Rows from a figure dataset
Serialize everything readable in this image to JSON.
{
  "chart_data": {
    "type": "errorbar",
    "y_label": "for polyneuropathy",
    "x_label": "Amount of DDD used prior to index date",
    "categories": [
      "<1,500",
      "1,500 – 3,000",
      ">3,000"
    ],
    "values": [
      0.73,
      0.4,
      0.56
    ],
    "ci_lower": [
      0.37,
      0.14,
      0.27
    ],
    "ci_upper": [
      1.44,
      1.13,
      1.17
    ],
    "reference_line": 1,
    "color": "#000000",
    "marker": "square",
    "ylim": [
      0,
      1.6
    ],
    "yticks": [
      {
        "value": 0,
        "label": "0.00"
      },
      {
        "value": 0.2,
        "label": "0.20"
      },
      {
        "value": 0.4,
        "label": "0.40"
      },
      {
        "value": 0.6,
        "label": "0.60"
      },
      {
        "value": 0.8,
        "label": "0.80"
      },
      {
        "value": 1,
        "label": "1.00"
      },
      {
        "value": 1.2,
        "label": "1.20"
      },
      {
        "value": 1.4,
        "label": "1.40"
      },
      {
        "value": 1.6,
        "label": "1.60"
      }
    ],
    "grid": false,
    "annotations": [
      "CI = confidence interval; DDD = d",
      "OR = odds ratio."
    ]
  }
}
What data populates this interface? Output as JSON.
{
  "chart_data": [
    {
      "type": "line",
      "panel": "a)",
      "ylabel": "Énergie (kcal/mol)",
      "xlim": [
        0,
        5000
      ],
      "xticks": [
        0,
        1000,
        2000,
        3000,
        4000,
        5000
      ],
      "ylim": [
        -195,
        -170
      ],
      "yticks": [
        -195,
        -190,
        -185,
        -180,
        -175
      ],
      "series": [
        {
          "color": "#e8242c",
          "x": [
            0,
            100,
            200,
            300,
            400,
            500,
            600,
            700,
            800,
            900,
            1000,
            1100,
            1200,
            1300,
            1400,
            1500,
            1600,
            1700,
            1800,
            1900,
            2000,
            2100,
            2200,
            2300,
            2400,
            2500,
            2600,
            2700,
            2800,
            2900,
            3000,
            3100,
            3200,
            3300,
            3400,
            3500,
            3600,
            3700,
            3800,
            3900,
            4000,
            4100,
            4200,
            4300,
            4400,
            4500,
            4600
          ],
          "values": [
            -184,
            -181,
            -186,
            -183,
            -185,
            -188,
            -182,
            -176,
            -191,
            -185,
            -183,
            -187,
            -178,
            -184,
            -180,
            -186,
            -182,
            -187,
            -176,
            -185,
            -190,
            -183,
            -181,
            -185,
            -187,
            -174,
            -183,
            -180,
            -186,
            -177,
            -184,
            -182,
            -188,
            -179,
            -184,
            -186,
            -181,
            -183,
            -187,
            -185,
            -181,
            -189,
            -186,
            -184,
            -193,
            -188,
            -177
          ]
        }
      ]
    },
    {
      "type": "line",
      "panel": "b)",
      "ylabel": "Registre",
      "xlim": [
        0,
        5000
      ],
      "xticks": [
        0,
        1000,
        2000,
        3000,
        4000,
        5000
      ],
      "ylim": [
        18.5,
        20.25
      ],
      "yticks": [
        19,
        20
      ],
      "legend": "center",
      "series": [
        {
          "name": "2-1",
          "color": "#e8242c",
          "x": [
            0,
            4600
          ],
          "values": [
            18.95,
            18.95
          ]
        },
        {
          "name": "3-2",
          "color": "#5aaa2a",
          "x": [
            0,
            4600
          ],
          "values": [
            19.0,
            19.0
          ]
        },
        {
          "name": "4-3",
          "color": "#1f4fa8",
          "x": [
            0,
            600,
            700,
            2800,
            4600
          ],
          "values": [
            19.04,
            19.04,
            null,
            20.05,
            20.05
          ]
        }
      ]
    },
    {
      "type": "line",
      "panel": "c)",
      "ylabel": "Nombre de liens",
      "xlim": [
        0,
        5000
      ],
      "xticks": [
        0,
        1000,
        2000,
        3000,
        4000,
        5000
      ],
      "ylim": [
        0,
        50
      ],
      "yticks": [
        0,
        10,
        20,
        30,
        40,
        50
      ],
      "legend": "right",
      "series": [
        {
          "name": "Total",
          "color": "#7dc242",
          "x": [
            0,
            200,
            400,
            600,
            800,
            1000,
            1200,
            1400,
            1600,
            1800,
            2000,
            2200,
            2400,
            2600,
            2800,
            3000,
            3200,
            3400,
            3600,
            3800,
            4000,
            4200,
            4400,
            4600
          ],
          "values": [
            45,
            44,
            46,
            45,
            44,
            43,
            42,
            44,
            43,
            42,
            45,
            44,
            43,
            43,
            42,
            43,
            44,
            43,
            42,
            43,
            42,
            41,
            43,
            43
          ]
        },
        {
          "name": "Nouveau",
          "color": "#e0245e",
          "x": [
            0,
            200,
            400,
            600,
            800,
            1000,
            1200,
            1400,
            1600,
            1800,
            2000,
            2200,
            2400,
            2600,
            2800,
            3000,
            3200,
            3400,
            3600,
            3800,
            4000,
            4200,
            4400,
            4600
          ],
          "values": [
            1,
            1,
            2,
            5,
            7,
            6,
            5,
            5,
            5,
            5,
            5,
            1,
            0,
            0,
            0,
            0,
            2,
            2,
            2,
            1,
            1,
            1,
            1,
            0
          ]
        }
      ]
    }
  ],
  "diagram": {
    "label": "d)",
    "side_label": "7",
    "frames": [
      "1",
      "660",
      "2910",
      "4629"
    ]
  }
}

TO BE DONE: Print every entry exactly as it appears.

OUTPUT BELOW:
Serialize everything readable in this image to JSON.
{
  "chart_data": {
    "type": "errorbar",
    "y_label": "for polyneuropathy",
    "x_label": "Amount of DDD used prior to index date",
    "categories": [
      "<1,500",
      "1,500 – 3,000",
      ">3,000"
    ],
    "values": [
      0.73,
      0.4,
      0.56
    ],
    "ci_lower": [
      0.37,
      0.14,
      0.27
    ],
    "ci_upper": [
      1.44,
      1.13,
      1.17
    ],
    "reference_line": 1,
    "color": "#000000",
    "marker": "square",
    "ylim": [
      0,
      1.6
    ],
    "yticks": [
      {
        "value": 0,
        "label": "0.00"
      },
      {
        "value": 0.2,
        "label": "0.20"
      },
      {
        "value": 0.4,
        "label": "0.40"
      },
      {
        "value": 0.6,
        "label": "0.60"
      },
      {
        "value": 0.8,
        "label": "0.80"
      },
      {
        "value": 1,
        "label": "1.00"
      },
      {
        "value": 1.2,
        "label": "1.20"
      },
      {
        "value": 1.4,
        "label": "1.40"
      },
      {
        "value": 1.6,
        "label": "1.60"
      }
    ],
    "grid": false,
    "annotations": [
      "CI = confidence interval; DDD = d",
      "OR = odds ratio."
    ]
  }
}
What data populates this interface? Output as JSON.
{
  "chart_data": [
    {
      "type": "line",
      "panel": "a)",
      "ylabel": "Énergie (kcal/mol)",
      "xlim": [
        0,
        5000
      ],
      "xticks": [
        0,
        1000,
        2000,
        3000,
        4000,
        5000
      ],
      "ylim": [
        -195,
        -170
      ],
      "yticks": [
        -195,
        -190,
        -185,
        -180,
        -175
      ],
      "series": [
        {
          "color": "#e8242c",
          "x": [
            0,
            100,
            200,
            300,
            400,
            500,
            600,
            700,
            800,
            900,
            1000,
            1100,
            1200,
            1300,
            1400,
            1500,
            1600,
            1700,
            1800,
            1900,
            2000,
            2100,
            2200,
            2300,
            2400,
            2500,
            2600,
            2700,
            2800,
            2900,
            3000,
            3100,
            3200,
            3300,
            3400,
            3500,
            3600,
            3700,
            3800,
            3900,
            4000,
            4100,
            4200,
            4300,
            4400,
            4500,
            4600
          ],
          "values": [
            -184,
            -181,
            -186,
            -183,
            -185,
            -188,
            -182,
            -176,
            -191,
            -185,
            -183,
            -187,
            -178,
            -184,
            -180,
            -186,
            -182,
            -187,
            -176,
            -185,
            -190,
            -183,
            -181,
            -185,
            -187,
            -174,
            -183,
            -180,
            -186,
            -177,
            -184,
            -182,
            -188,
            -179,
            -184,
            -186,
            -181,
            -183,
            -187,
            -185,
            -181,
            -189,
            -186,
            -184,
            -193,
            -188,
            -177
          ]
        }
      ]
    },
    {
      "type": "line",
      "panel": "b)",
      "ylabel": "Registre",
      "xlim": [
        0,
        5000
      ],
      "xticks": [
        0,
        1000,
        2000,
        3000,
        4000,
        5000
      ],
      "ylim": [
        18.5,
        20.25
      ],
      "yticks": [
        19,
        20
      ],
      "legend": "center",
      "series": [
        {
          "name": "2-1",
          "color": "#e8242c",
          "x": [
            0,
            4600
          ],
          "values": [
            18.95,
            18.95
          ]
        },
        {
          "name": "3-2",
          "color": "#5aaa2a",
          "x": [
            0,
            4600
          ],
          "values": [
            19.0,
            19.0
          ]
        },
        {
          "name": "4-3",
          "color": "#1f4fa8",
          "x": [
            0,
            600,
            700,
            2800,
            4600
          ],
          "values": [
            19.04,
            19.04,
            null,
            20.05,
            20.05
          ]
        }
      ]
    },
    {
      "type": "line",
      "panel": "c)",
      "ylabel": "Nombre de liens",
      "xlim": [
        0,
        5000
      ],
      "xticks": [
        0,
        1000,
        2000,
        3000,
        4000,
        5000
      ],
      "ylim": [
        0,
        50
      ],
      "yticks": [
        0,
        10,
        20,
        30,
        40,
        50
      ],
      "legend": "right",
      "series": [
        {
          "name": "Total",
          "color": "#7dc242",
          "x": [
            0,
            200,
            400,
            600,
            800,
            1000,
            1200,
            1400,
            1600,
            1800,
            2000,
            2200,
            2400,
            2600,
            2800,
            3000,
            3200,
            3400,
            3600,
            3800,
            4000,
            4200,
            4400,
            4600
          ],
          "values": [
            45,
            44,
            46,
            45,
            44,
            43,
            42,
            44,
            43,
            42,
            45,
            44,
            43,
            43,
            42,
            43,
            44,
            43,
            42,
            43,
            42,
            41,
            43,
            43
          ]
        },
        {
          "name": "Nouveau",
          "color": "#e0245e",
          "x": [
            0,
            200,
            400,
            600,
            800,
            1000,
            1200,
            1400,
            1600,
            1800,
            2000,
            2200,
            2400,
            2600,
            2800,
            3000,
            3200,
            3400,
            3600,
            3800,
            4000,
            4200,
            4400,
            4600
          ],
          "values": [
            1,
            1,
            2,
            5,
            7,
            6,
            5,
            5,
            5,
            5,
            5,
            1,
            0,
            0,
            0,
            0,
            2,
            2,
            2,
            1,
            1,
            1,
            1,
            0
          ]
        }
      ]
    }
  ],
  "diagram": {
    "label": "d)",
    "side_label": "7",
    "frames": [
      "1",
      "660",
      "2910",
      "4629"
    ]
  }
}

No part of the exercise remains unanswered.